• [Goal] From the listing below, pull out all lines with "camcorder" in them.

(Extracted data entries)

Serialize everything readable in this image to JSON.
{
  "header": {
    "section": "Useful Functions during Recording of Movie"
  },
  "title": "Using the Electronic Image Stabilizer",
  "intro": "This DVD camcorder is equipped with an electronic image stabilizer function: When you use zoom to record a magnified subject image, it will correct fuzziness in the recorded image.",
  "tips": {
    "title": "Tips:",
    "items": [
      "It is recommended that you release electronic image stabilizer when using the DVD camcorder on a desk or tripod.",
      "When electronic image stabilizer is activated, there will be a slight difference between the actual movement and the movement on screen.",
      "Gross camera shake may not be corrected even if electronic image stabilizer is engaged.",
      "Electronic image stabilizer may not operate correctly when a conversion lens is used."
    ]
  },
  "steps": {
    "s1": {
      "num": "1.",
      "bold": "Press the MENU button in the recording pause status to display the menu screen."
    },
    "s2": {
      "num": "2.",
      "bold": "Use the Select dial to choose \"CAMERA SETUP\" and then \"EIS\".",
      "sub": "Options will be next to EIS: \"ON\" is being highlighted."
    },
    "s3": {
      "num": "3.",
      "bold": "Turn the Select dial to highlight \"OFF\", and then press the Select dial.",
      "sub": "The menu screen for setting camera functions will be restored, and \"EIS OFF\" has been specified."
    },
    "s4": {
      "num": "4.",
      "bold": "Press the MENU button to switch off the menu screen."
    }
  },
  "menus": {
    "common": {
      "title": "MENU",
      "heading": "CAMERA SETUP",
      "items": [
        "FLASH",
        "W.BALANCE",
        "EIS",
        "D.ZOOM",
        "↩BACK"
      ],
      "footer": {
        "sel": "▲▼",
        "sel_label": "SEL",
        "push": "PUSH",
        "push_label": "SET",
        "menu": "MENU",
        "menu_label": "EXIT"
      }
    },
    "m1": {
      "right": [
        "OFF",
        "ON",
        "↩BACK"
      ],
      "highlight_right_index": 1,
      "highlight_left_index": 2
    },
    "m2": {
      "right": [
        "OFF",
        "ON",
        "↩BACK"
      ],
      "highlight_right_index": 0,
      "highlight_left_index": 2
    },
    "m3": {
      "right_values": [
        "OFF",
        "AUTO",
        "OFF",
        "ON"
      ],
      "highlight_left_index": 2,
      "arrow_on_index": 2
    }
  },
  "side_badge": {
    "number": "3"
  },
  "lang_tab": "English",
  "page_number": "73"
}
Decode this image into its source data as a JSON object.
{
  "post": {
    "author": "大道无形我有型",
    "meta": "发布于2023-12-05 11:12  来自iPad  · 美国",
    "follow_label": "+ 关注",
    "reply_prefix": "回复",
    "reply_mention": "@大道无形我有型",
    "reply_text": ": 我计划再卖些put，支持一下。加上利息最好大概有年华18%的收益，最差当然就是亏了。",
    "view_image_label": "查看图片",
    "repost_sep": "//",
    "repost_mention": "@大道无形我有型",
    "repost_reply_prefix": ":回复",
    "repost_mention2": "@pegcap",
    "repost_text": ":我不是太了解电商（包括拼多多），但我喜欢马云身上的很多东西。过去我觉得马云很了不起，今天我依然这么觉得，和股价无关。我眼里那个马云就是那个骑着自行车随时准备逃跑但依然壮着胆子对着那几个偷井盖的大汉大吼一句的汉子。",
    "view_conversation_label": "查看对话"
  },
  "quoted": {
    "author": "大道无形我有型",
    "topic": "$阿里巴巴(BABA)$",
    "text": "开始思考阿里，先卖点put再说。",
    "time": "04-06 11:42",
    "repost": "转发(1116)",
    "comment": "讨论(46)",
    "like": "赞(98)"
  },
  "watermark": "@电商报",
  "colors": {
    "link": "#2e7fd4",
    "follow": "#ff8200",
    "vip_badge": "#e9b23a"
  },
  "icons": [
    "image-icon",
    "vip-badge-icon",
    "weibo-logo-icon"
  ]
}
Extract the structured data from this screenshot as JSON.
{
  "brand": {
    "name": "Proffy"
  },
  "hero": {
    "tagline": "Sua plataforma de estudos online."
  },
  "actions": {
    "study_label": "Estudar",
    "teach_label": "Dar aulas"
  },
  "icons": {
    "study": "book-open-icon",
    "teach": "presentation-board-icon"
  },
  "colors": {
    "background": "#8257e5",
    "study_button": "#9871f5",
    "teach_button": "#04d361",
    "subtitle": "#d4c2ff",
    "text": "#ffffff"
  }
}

• [Full answer]
  "intro": "This DVD camcorder is equipped with an electronic image stabilizer function: When you use zoom to record a magnified subject image, it will correct fuzziness in the recorded image.",
      "It is recommended that you release electronic image stabilizer when using the DVD camcorder on a desk or tripod.",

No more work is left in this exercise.